* STATED EXERCISE:
Type out every line below exactly as it reads.

+ + + +

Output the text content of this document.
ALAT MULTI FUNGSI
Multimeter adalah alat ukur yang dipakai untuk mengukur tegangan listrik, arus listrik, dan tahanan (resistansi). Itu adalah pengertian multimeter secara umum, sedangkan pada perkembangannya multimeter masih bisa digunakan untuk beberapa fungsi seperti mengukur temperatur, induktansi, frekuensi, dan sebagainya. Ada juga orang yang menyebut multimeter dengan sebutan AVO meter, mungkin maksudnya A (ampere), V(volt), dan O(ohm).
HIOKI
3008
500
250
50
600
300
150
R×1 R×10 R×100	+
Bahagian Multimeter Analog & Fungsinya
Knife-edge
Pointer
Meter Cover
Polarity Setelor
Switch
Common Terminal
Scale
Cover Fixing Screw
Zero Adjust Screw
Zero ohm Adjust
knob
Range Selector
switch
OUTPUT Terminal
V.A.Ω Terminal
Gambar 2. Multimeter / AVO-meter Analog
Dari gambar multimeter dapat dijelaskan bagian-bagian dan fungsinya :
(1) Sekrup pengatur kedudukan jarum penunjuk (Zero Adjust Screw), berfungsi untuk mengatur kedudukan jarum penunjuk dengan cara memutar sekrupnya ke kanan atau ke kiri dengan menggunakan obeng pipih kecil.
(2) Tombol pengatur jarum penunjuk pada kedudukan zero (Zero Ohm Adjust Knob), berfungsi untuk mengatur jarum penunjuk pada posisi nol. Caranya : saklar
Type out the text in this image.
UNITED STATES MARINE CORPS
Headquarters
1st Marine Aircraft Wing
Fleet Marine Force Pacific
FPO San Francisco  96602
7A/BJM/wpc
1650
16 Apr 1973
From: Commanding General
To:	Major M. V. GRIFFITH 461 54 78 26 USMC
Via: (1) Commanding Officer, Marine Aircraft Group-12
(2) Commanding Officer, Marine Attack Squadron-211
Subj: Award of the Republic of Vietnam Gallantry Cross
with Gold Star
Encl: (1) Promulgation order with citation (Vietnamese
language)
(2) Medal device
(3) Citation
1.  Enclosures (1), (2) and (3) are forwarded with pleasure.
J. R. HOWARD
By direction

+ + + +

* SOLVED EXERCISE:
Output the text content of this document.
ALAT MULTI FUNGSI
Multimeter adalah alat ukur yang dipakai untuk mengukur tegangan listrik, arus listrik, dan tahanan (resistansi). Itu adalah pengertian multimeter secara umum, sedangkan pada perkembangannya multimeter masih bisa digunakan untuk beberapa fungsi seperti mengukur temperatur, induktansi, frekuensi, dan sebagainya. Ada juga orang yang menyebut multimeter dengan sebutan AVO meter, mungkin maksudnya A (ampere), V(volt), dan O(ohm).
HIOKI
3008
500
250
50
600
300
150
R×1 R×10 R×100	+
Bahagian Multimeter Analog & Fungsinya
Knife-edge
Pointer
Meter Cover
Polarity Setelor
Switch
Common Terminal
Scale
Cover Fixing Screw
Zero Adjust Screw
Zero ohm Adjust
knob
Range Selector
switch
OUTPUT Terminal
V.A.Ω Terminal
Gambar 2. Multimeter / AVO-meter Analog
Dari gambar multimeter dapat dijelaskan bagian-bagian dan fungsinya :
(1) Sekrup pengatur kedudukan jarum penunjuk (Zero Adjust Screw), berfungsi untuk mengatur kedudukan jarum penunjuk dengan cara memutar sekrupnya ke kanan atau ke kiri dengan menggunakan obeng pipih kecil.
(2) Tombol pengatur jarum penunjuk pada kedudukan zero (Zero Ohm Adjust Knob), berfungsi untuk mengatur jarum penunjuk pada posisi nol. Caranya : saklar
Type out the text in this image.
UNITED STATES MARINE CORPS
Headquarters
1st Marine Aircraft Wing
Fleet Marine Force Pacific
FPO San Francisco  96602
7A/BJM/wpc
1650
16 Apr 1973
From: Commanding General
To:	Major M. V. GRIFFITH 461 54 78 26 USMC
Via: (1) Commanding Officer, Marine Aircraft Group-12
(2) Commanding Officer, Marine Attack Squadron-211
Subj: Award of the Republic of Vietnam Gallantry Cross
with Gold Star
Encl: (1) Promulgation order with citation (Vietnamese
language)
(2) Medal device
(3) Citation
1.  Enclosures (1), (2) and (3) are forwarded with pleasure.
J. R. HOWARD
By direction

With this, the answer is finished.